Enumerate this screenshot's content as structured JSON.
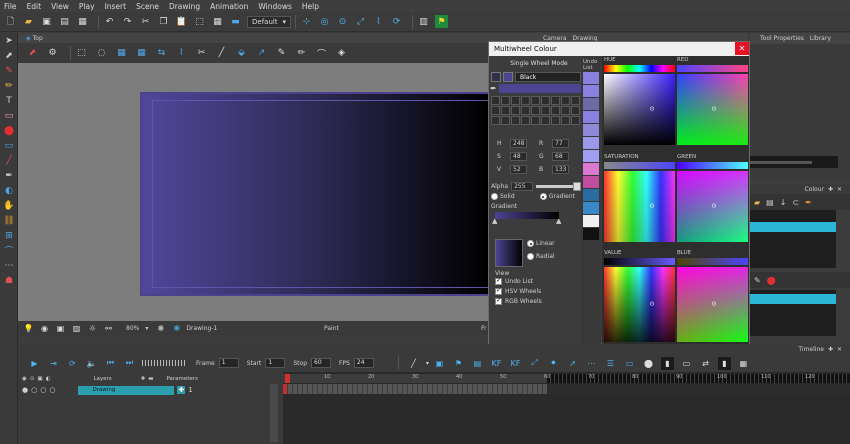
{
  "menu": [
    "File",
    "Edit",
    "View",
    "Play",
    "Insert",
    "Scene",
    "Drawing",
    "Animation",
    "Windows",
    "Help"
  ],
  "toolbar": {
    "workspace": "Default"
  },
  "camera_view": {
    "tab": "Top",
    "zoom": "80%",
    "drawing": "Drawing-1",
    "tool": "Paint",
    "frame_label": "Fr"
  },
  "right_tabs": {
    "camera": "Camera",
    "drawing": "Drawing",
    "tool_properties": "Tool Properties",
    "library": "Library"
  },
  "colour_panel": {
    "title": "Colour"
  },
  "dialog": {
    "title": "Multiwheel Colour",
    "close": "✕",
    "mode": "Single Wheel Mode",
    "colour_name": "Black",
    "undo_list_label": "Undo List",
    "hsv": [
      {
        "label": "H",
        "value": "248"
      },
      {
        "label": "S",
        "value": "48"
      },
      {
        "label": "V",
        "value": "52"
      }
    ],
    "rgb": [
      {
        "label": "R",
        "value": "77"
      },
      {
        "label": "G",
        "value": "68"
      },
      {
        "label": "B",
        "value": "133"
      }
    ],
    "alpha_label": "Alpha",
    "alpha_value": "255",
    "solid": "Solid",
    "gradient": "Gradient",
    "gradient_label": "Gradient",
    "linear": "Linear",
    "radial": "Radial",
    "view_label": "View",
    "undo_list_check": "Undo List",
    "hsv_wheels": "HSV Wheels",
    "rgb_wheels": "RGB Wheels",
    "wheels": {
      "hue": "HUE",
      "red": "RED",
      "saturation": "SATURATION",
      "green": "GREEN",
      "value": "VALUE",
      "blue": "BLUE"
    },
    "undo_colours": [
      "#8a80e0",
      "#8a80e0",
      "#6d6aa8",
      "#8a80e0",
      "#8e8ad8",
      "#9a98e8",
      "#a09ef0",
      "#d97ad0",
      "#c04da0",
      "#2b6ca0",
      "#3a87c8",
      "#f0f0f0",
      "#111111"
    ]
  },
  "timeline": {
    "title": "Timeline",
    "frame_label": "Frame",
    "frame": "1",
    "start_label": "Start",
    "start": "1",
    "stop_label": "Stop",
    "stop": "60",
    "fps_label": "FPS",
    "fps": "24",
    "layers_label": "Layers",
    "parameters_label": "Parameters",
    "layer_name": "Drawing",
    "layer_frame": "1",
    "ruler_ticks": [
      "10",
      "20",
      "30",
      "40",
      "50",
      "60",
      "70",
      "80",
      "90",
      "100",
      "110",
      "120"
    ]
  }
}
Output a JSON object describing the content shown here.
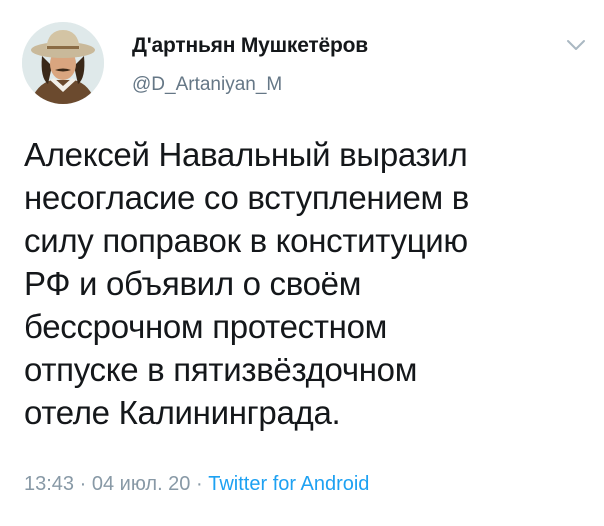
{
  "tweet": {
    "display_name": "Д'артньян Мушкетёров",
    "handle": "@D_Artaniyan_M",
    "text": "Алексей Навальный выразил\nнесогласие со вступлением в\nсилу поправок в конституцию\nРФ и объявил о своём\nбессрочном протестном\nотпуске в пятизвёздочном\nотеле Калининграда.",
    "time": "13:43",
    "date": "04 июл. 20",
    "separator": "·",
    "client": "Twitter for Android"
  },
  "icons": {
    "avatar": "profile-photo-man-in-hat",
    "more": "chevron-down-icon"
  },
  "colors": {
    "text": "#14171a",
    "secondary": "#657786",
    "link": "#1da1f2"
  }
}
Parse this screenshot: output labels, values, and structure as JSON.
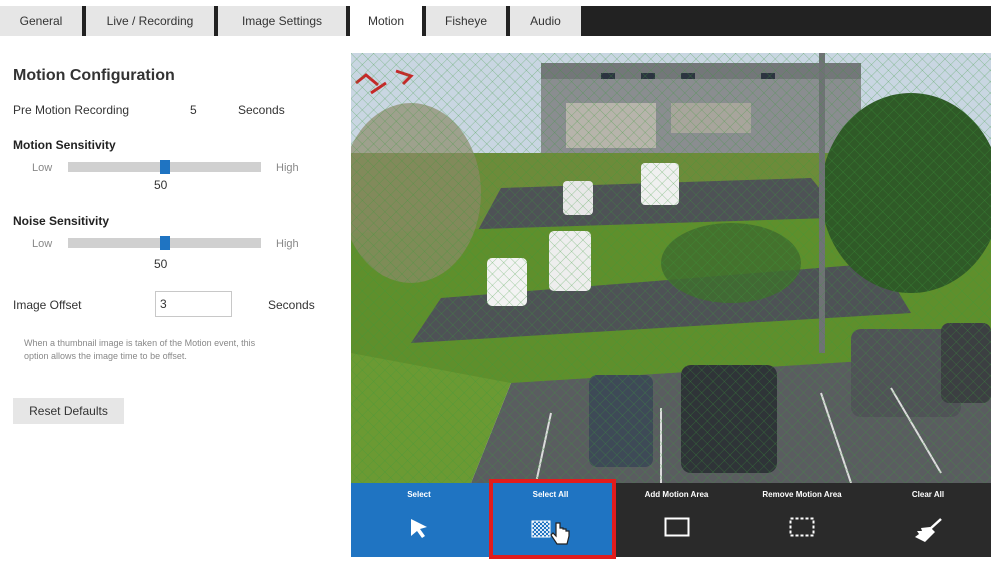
{
  "tabs": [
    {
      "label": "General",
      "active": false
    },
    {
      "label": "Live / Recording",
      "active": false
    },
    {
      "label": "Image Settings",
      "active": false
    },
    {
      "label": "Motion",
      "active": true
    },
    {
      "label": "Fisheye",
      "active": false
    },
    {
      "label": "Audio",
      "active": false
    }
  ],
  "motion_config": {
    "title": "Motion Configuration",
    "pre_motion": {
      "label": "Pre Motion Recording",
      "value": "5",
      "unit": "Seconds"
    },
    "motion_sensitivity": {
      "label": "Motion Sensitivity",
      "low": "Low",
      "high": "High",
      "value": "50",
      "fraction": 0.5
    },
    "noise_sensitivity": {
      "label": "Noise Sensitivity",
      "low": "Low",
      "high": "High",
      "value": "50",
      "fraction": 0.5
    },
    "image_offset": {
      "label": "Image Offset",
      "value": "3",
      "unit": "Seconds"
    },
    "description": "When a thumbnail image is taken of the Motion event, this option allows the image time to be offset.",
    "reset_label": "Reset Defaults"
  },
  "toolbar": {
    "select": "Select",
    "select_all": "Select All",
    "add_area": "Add Motion Area",
    "remove_area": "Remove Motion Area",
    "clear_all": "Clear All"
  },
  "colors": {
    "accent": "#1f74c2",
    "toolbar_bg": "#2a2a2a",
    "highlight": "#e11c1c",
    "motion_grid": "#3a9a3a"
  }
}
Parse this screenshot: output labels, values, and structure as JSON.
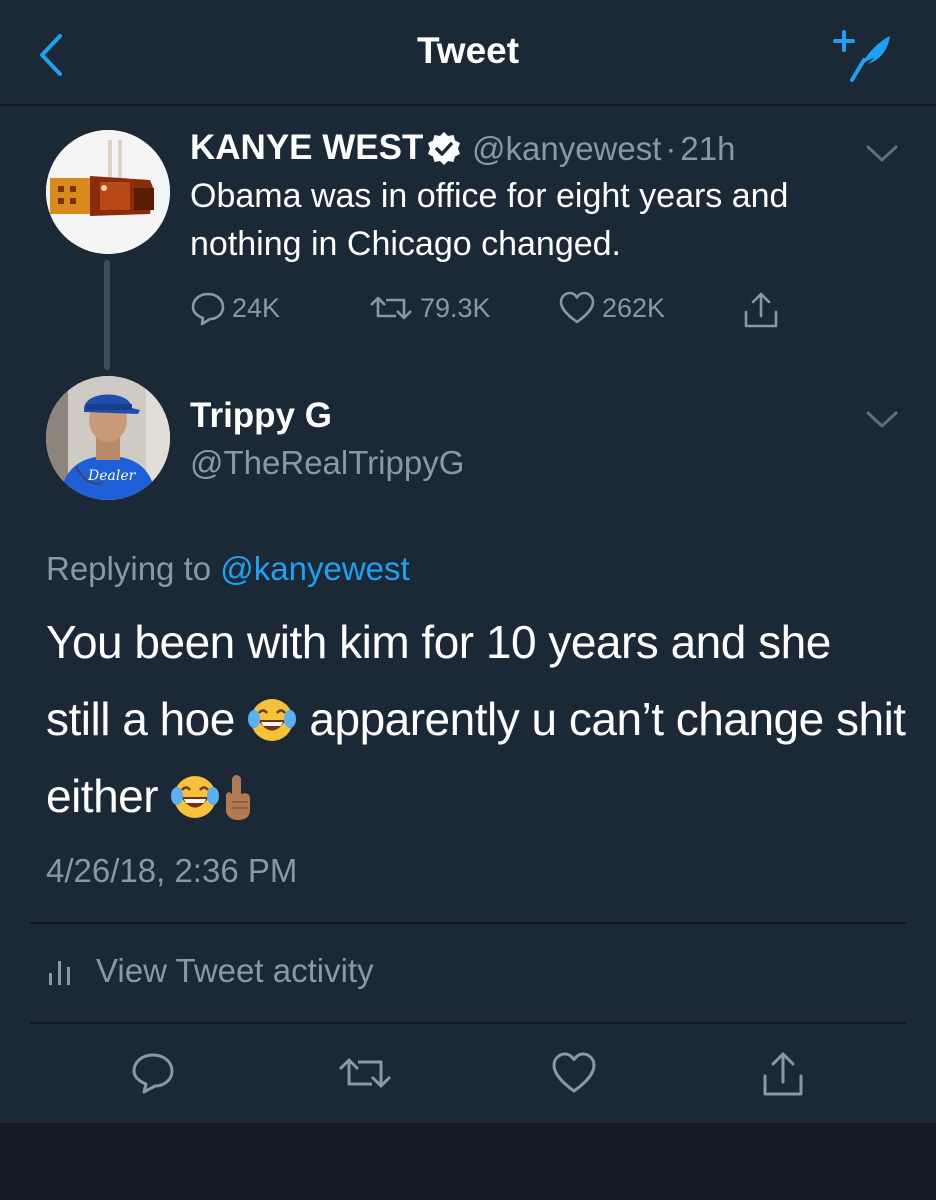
{
  "header": {
    "title": "Tweet"
  },
  "original_tweet": {
    "name": "KANYE WEST",
    "handle": "@kanyewest",
    "separator": "·",
    "time": "21h",
    "text": "Obama was in office for eight years and nothing in Chicago changed.",
    "replies": "24K",
    "retweets": "79.3K",
    "likes": "262K"
  },
  "reply_tweet": {
    "name": "Trippy G",
    "handle": "@TheRealTrippyG",
    "replying_label": "Replying to",
    "replying_to": "@kanyewest",
    "text_part1": "You been with kim for 10 years and she still a hoe ",
    "text_part2": " apparently u can’t change shit either ",
    "timestamp": "4/26/18, 2:36 PM",
    "activity_label": "View Tweet activity"
  },
  "colors": {
    "background": "#1b2836",
    "accent": "#1da1f2",
    "secondary_text": "#8899a6",
    "divider": "#0f1822"
  },
  "icons": [
    "back-arrow-icon",
    "compose-tweet-icon",
    "verified-badge-icon",
    "chevron-down-icon",
    "reply-icon",
    "retweet-icon",
    "like-icon",
    "share-icon",
    "activity-bars-icon",
    "laughing-emoji-icon",
    "pointing-up-emoji-icon"
  ]
}
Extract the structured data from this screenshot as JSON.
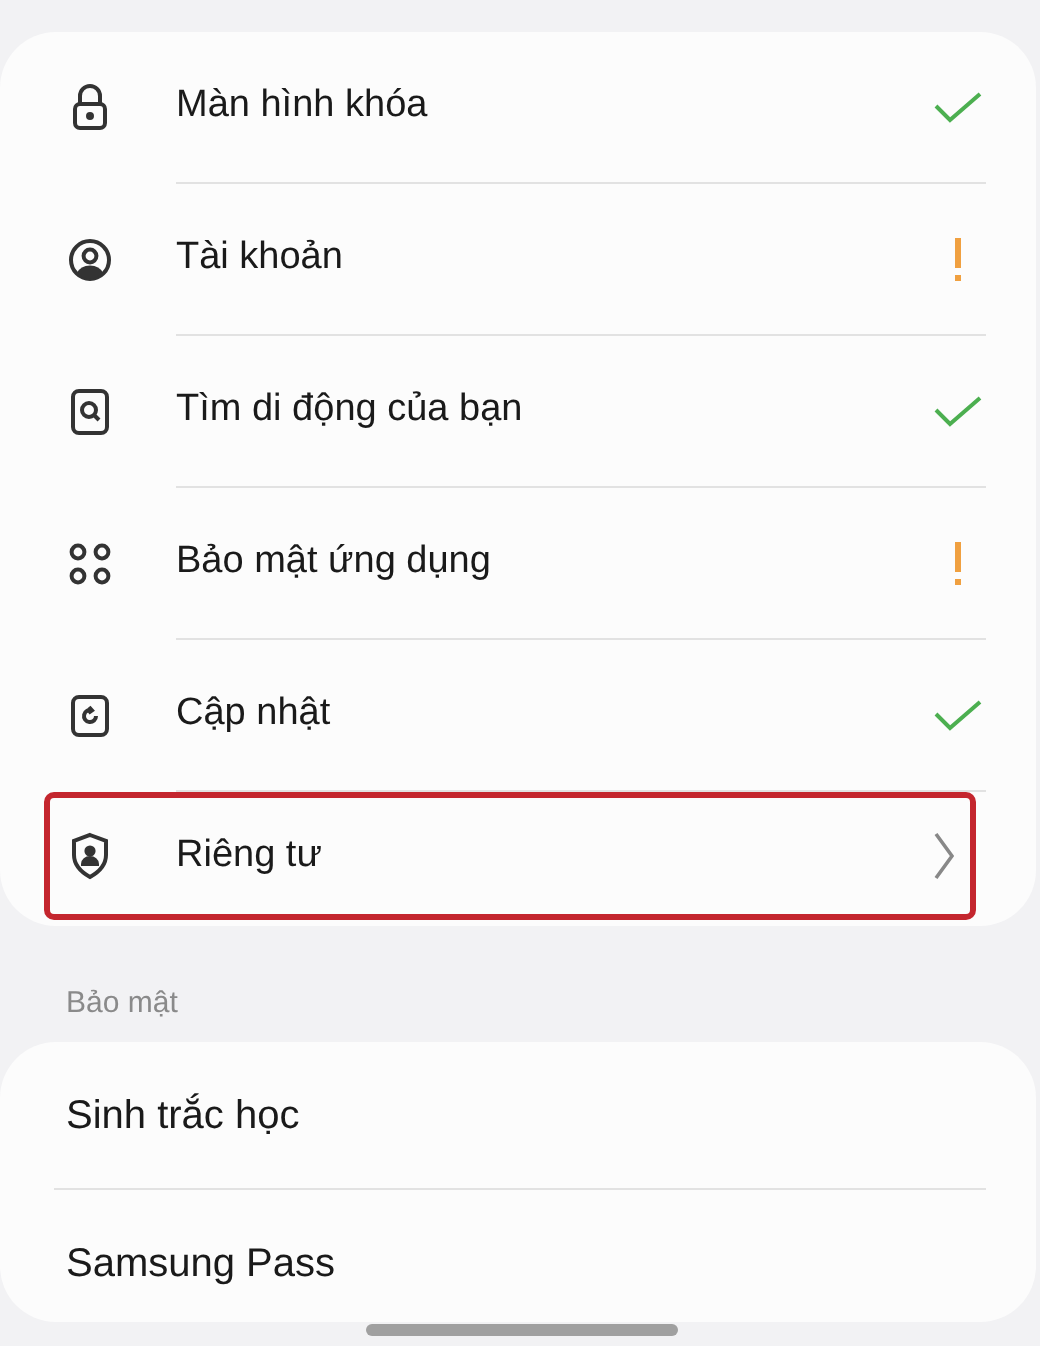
{
  "items": [
    {
      "label": "Màn hình khóa",
      "kind": "check",
      "highlighted": false
    },
    {
      "label": "Tài khoản",
      "kind": "warning",
      "highlighted": false
    },
    {
      "label": "Tìm di động của bạn",
      "kind": "check",
      "highlighted": false
    },
    {
      "label": "Bảo mật ứng dụng",
      "kind": "warning",
      "highlighted": false
    },
    {
      "label": "Cập nhật",
      "kind": "check",
      "highlighted": false
    },
    {
      "label": "Riêng tư",
      "kind": "chevron",
      "highlighted": true
    }
  ],
  "section": {
    "title": "Bảo mật",
    "items": [
      {
        "label": "Sinh trắc học"
      },
      {
        "label": "Samsung Pass"
      }
    ]
  }
}
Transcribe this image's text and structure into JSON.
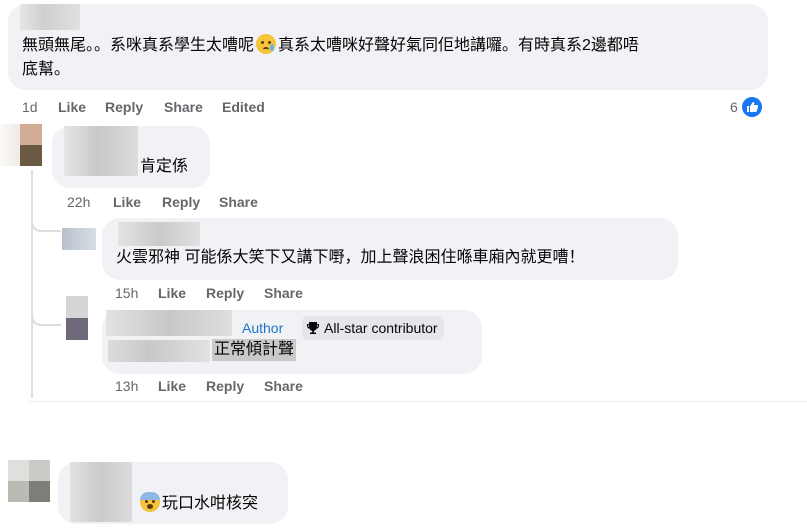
{
  "comments": [
    {
      "text_line1": "無頭無尾。。系咪真系學生太嘈呢",
      "text_line1b": "真系太嘈咪好聲好氣同佢地講囉。有時真系2邊都唔",
      "text_line2": "底幫。",
      "emoji": "disappointed-relieved-face",
      "actions": {
        "time": "1d",
        "like": "Like",
        "reply": "Reply",
        "share": "Share",
        "edited": "Edited"
      },
      "reaction_count": "6",
      "reaction": "like-reaction"
    },
    {
      "text": "肯定係",
      "actions": {
        "time": "22h",
        "like": "Like",
        "reply": "Reply",
        "share": "Share"
      }
    },
    {
      "text": "火雲邪神 可能係大笑下又講下嘢，加上聲浪困住喺車廂內就更嘈！",
      "actions": {
        "time": "15h",
        "like": "Like",
        "reply": "Reply",
        "share": "Share"
      }
    },
    {
      "author_badge": "Author",
      "contributor_badge": "All-star contributor",
      "contributor_icon": "trophy-icon",
      "text": "正常傾計聲",
      "actions": {
        "time": "13h",
        "like": "Like",
        "reply": "Reply",
        "share": "Share"
      }
    },
    {
      "text": "玩口水咁核突",
      "emoji": "face-with-open-mouth-cold-sweat"
    }
  ],
  "colors": {
    "bubble": "#f0f2f5",
    "action_text": "#65676b",
    "author": "#1d73c9",
    "like_blue": "#1877f2",
    "thread_line": "#dadde1"
  }
}
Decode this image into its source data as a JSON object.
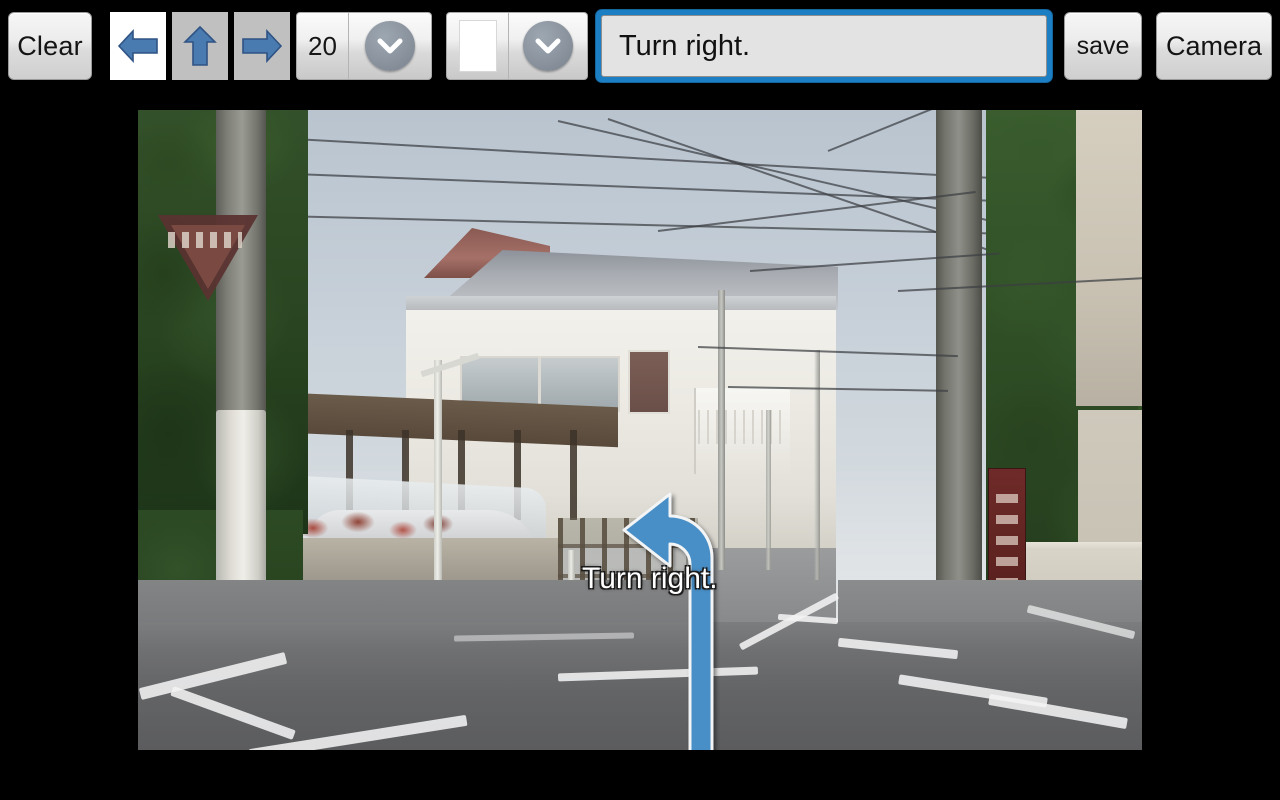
{
  "toolbar": {
    "clear_label": "Clear",
    "directions": [
      {
        "name": "arrow-left",
        "icon": "arrow-left-icon",
        "selected": true
      },
      {
        "name": "arrow-up",
        "icon": "arrow-up-icon",
        "selected": false
      },
      {
        "name": "arrow-right",
        "icon": "arrow-right-icon",
        "selected": false
      }
    ],
    "font_size": {
      "value": "20",
      "icon": "chevron-down-icon"
    },
    "color": {
      "value": "#ffffff",
      "icon": "chevron-down-icon"
    },
    "text_input": {
      "value": "Turn right.",
      "placeholder": "Enter caption"
    },
    "save_label": "save",
    "camera_label": "Camera"
  },
  "canvas": {
    "overlay_caption": "Turn right.",
    "arrow_color": "#4a8fc7",
    "arrow_outline": "#f2f4f5",
    "arrow_direction": "left"
  },
  "colors": {
    "background": "#000000",
    "focus_border": "#1c7fc4",
    "arrow_glyph": "#4a7bb0",
    "button_face": "#e0e0e0"
  }
}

==============================

STATED TASK >>
From the records above, pull out every line containing the word "down".

FULL RESPONSE >>
    "more": "chevron-down-icon"
    "chevron-down-icon",
      "icon": "chevron-down-icon"
      "icon": "chevron-down-icon"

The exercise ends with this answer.